:: TASK DETAILS ::
Calculate how many lines in the following records hold the word "geographic", and report that number without comment.

:: DATA EXTRACT ::
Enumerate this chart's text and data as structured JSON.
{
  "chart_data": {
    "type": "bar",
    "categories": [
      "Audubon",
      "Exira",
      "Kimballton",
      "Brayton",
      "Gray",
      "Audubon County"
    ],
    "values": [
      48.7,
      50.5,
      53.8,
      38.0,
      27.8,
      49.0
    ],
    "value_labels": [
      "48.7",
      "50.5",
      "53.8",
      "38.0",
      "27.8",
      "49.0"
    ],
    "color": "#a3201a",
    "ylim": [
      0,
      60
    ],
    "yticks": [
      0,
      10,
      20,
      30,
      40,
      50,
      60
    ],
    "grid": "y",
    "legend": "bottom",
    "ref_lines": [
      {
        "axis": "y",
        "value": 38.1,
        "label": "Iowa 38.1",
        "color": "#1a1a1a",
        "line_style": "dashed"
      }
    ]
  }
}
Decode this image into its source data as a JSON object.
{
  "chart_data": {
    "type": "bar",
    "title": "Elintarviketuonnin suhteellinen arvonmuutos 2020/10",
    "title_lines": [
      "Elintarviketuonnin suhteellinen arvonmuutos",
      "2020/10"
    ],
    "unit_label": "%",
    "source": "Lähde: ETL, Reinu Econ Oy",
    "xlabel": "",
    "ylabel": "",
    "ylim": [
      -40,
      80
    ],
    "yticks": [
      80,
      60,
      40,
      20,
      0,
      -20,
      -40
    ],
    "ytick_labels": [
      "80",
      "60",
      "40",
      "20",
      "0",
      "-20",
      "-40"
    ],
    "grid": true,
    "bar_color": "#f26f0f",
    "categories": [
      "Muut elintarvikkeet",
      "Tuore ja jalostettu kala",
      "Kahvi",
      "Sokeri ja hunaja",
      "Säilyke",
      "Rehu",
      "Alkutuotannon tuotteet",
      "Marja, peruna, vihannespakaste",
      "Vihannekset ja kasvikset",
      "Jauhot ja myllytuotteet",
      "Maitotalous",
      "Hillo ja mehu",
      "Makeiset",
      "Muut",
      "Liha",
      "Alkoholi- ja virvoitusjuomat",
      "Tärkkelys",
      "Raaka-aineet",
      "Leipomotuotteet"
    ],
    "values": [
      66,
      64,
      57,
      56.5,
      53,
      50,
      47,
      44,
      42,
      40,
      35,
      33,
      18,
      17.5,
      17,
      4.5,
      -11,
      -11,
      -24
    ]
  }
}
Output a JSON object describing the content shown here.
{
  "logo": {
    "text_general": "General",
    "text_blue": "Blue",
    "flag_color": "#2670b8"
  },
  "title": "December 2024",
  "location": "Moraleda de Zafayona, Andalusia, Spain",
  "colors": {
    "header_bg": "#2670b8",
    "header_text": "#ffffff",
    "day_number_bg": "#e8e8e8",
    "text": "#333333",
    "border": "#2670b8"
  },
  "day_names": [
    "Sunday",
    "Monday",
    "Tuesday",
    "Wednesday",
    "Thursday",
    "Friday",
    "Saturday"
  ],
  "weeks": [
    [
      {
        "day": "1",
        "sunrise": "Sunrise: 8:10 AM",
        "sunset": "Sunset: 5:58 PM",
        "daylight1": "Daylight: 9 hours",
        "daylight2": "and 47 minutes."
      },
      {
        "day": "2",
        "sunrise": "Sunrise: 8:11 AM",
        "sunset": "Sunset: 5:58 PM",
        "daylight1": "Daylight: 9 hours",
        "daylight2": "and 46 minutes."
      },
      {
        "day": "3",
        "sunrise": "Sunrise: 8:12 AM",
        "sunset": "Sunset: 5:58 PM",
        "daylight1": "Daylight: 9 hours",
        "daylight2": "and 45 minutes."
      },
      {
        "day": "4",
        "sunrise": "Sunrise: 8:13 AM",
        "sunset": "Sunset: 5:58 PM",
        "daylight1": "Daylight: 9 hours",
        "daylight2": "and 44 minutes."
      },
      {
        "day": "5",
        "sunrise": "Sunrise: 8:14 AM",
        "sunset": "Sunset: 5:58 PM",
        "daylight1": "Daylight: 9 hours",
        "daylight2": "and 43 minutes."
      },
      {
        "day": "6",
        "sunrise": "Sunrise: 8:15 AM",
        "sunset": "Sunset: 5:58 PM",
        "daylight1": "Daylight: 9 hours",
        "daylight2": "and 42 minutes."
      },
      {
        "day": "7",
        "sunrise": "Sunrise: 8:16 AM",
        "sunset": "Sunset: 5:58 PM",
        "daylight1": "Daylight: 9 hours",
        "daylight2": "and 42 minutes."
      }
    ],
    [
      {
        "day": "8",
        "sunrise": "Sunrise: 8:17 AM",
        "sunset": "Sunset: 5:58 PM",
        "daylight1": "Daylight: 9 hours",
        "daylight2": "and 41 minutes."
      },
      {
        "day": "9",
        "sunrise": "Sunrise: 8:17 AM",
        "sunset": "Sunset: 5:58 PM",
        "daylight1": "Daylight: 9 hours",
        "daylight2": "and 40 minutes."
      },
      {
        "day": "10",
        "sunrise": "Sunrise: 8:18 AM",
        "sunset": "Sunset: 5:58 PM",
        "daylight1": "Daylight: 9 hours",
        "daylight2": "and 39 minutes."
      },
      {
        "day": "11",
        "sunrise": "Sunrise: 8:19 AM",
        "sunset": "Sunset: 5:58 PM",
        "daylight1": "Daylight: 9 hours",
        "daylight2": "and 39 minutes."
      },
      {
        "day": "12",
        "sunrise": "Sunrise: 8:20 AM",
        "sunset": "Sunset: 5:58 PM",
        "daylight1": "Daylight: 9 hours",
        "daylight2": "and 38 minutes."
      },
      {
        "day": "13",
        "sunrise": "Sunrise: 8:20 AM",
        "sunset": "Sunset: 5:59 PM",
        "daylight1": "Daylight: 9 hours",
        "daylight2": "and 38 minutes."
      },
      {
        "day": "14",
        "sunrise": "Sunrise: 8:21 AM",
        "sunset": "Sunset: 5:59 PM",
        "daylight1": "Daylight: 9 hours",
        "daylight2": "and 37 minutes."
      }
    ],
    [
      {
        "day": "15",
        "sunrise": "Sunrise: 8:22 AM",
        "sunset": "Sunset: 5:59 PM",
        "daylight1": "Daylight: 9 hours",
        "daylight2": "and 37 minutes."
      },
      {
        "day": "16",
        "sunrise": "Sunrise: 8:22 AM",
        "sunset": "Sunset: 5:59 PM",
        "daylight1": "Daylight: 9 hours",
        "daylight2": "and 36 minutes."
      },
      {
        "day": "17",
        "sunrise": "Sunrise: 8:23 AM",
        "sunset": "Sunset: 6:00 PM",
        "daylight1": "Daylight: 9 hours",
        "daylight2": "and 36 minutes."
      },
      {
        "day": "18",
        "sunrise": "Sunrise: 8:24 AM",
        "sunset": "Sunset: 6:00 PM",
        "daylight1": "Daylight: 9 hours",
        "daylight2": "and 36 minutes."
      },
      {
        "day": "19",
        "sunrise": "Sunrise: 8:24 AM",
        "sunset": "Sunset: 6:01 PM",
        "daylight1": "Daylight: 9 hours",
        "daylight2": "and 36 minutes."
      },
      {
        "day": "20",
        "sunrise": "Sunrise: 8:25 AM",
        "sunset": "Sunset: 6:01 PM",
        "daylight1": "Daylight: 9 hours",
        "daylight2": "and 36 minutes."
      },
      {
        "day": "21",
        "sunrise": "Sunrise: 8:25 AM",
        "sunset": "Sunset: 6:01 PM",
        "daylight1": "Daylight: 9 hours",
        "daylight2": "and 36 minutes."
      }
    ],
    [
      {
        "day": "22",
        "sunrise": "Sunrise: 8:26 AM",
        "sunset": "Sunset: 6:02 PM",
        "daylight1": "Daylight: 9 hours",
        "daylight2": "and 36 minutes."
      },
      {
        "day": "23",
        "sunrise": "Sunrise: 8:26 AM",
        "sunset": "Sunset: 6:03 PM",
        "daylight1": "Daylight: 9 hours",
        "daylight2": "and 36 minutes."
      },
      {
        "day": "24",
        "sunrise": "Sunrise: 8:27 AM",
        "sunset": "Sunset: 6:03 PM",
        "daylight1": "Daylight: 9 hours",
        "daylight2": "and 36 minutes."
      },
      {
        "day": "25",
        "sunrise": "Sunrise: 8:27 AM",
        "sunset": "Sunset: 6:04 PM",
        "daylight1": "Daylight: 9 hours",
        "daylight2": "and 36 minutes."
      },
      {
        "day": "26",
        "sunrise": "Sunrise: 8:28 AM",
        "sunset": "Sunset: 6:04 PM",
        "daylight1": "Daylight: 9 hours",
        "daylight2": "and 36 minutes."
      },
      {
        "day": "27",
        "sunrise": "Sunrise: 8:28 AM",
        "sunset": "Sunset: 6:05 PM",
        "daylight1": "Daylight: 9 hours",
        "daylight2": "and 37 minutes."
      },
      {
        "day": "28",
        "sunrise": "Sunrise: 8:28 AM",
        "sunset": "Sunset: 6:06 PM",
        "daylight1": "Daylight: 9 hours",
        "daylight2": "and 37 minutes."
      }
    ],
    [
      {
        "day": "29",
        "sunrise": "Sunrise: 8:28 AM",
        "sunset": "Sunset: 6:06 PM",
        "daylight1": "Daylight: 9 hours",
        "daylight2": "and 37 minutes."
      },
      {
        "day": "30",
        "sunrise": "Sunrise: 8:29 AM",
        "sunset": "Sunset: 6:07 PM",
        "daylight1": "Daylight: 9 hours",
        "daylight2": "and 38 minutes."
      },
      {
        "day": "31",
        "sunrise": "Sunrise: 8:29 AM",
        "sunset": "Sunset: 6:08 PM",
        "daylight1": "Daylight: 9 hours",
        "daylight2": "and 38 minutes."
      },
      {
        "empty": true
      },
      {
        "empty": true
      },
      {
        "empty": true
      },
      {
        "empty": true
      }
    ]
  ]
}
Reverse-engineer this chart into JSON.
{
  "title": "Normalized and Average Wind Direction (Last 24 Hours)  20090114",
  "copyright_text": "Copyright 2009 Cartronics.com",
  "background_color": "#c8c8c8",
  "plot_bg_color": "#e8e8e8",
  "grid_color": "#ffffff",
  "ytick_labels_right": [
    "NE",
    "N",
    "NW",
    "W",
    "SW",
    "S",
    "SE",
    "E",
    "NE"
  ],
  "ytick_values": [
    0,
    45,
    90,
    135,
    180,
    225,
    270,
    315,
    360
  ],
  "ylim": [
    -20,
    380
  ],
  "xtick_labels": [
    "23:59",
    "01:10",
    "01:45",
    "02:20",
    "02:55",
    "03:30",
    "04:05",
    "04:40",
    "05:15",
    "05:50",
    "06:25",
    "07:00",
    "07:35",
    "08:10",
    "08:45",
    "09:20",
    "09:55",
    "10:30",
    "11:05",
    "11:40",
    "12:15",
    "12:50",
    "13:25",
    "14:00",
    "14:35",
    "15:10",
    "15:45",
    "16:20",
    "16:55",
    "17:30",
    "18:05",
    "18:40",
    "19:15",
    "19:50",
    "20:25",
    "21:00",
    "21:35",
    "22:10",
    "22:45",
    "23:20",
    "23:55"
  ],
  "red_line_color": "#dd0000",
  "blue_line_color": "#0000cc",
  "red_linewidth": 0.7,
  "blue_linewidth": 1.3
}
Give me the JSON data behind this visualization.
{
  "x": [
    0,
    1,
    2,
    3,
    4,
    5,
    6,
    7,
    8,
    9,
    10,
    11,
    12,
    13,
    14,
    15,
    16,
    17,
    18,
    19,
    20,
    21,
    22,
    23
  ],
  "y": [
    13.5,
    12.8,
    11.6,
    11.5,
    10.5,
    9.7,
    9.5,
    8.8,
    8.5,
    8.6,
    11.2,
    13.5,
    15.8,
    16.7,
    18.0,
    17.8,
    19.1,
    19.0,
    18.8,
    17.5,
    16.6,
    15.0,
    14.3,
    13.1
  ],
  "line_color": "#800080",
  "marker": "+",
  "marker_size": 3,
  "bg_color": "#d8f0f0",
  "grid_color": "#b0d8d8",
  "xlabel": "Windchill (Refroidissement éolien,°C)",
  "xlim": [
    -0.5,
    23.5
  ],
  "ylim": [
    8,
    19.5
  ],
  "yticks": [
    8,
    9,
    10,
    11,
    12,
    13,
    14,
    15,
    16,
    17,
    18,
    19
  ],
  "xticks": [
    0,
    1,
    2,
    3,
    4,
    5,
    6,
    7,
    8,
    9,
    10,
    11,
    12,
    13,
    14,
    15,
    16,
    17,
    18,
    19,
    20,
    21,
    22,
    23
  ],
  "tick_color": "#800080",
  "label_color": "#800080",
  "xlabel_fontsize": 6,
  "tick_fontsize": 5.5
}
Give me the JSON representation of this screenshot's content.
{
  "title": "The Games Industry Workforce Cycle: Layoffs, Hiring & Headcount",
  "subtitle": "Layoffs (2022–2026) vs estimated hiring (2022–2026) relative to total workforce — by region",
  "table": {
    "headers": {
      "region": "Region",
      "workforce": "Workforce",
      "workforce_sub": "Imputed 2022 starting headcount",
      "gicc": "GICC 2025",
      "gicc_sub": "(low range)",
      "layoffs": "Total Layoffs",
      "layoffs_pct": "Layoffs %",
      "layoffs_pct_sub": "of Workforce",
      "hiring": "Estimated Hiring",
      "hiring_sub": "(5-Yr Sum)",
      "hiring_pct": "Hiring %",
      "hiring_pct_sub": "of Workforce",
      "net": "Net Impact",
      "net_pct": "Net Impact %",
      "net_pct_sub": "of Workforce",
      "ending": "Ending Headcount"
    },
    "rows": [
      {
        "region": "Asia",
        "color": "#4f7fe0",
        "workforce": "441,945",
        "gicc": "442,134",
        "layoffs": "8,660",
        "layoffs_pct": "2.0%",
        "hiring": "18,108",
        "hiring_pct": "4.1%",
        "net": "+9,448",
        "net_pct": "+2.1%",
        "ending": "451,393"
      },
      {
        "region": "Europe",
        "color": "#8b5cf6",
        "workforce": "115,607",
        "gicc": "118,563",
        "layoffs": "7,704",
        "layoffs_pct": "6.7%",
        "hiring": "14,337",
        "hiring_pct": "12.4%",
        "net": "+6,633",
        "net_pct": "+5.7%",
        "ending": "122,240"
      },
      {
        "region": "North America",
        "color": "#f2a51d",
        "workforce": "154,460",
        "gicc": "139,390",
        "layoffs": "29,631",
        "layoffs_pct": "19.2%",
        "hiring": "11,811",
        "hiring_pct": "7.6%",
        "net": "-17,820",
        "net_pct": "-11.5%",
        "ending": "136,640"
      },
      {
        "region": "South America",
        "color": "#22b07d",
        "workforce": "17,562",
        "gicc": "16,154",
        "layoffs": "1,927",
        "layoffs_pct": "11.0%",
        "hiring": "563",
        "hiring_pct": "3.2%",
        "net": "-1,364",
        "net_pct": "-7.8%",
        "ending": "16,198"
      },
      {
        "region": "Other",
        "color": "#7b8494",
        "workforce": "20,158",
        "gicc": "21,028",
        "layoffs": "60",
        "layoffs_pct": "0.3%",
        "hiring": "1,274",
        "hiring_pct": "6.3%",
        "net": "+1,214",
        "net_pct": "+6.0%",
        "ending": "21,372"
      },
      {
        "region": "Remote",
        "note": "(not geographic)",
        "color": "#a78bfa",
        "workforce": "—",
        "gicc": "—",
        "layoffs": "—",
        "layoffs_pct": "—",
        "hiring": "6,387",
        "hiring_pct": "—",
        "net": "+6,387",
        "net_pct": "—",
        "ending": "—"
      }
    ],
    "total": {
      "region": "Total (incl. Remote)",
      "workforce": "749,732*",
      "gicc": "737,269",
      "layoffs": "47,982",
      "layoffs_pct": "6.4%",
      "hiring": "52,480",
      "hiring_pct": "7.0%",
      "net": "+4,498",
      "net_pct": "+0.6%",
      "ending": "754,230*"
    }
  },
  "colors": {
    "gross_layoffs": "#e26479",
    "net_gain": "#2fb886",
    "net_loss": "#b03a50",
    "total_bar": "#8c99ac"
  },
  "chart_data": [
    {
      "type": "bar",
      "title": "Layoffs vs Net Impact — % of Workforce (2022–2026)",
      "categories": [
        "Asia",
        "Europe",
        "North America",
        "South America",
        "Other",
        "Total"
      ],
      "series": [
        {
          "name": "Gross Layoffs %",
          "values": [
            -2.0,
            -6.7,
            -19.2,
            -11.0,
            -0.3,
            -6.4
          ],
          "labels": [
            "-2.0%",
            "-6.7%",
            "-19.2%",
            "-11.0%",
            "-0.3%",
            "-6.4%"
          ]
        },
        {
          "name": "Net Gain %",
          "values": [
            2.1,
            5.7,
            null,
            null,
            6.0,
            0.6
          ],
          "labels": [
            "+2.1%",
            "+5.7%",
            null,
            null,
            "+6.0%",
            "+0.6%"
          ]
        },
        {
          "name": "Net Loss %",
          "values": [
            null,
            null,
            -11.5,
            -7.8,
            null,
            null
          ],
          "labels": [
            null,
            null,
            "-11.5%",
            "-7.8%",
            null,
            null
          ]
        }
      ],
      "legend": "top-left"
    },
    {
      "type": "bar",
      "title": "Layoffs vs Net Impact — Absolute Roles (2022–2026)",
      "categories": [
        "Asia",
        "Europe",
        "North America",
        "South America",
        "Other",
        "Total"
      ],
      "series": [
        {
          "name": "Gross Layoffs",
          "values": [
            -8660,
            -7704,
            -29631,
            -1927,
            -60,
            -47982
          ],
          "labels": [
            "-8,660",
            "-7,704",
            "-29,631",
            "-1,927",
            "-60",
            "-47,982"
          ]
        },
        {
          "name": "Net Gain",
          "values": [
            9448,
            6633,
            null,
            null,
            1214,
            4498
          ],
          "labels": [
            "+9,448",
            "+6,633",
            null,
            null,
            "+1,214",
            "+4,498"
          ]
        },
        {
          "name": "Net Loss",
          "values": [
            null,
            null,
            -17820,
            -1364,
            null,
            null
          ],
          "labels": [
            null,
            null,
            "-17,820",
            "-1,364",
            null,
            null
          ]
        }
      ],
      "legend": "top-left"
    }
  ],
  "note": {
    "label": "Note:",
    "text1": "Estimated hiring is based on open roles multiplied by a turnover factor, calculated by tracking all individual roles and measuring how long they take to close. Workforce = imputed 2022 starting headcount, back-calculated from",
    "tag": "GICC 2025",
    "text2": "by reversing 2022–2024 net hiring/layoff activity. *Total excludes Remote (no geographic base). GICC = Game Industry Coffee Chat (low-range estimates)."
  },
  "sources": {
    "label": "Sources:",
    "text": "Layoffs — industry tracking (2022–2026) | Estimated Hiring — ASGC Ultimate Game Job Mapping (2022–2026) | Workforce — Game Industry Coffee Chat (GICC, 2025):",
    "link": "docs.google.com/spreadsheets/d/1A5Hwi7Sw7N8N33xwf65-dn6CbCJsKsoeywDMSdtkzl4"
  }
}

:: EXERCISE RESPONSE ::
2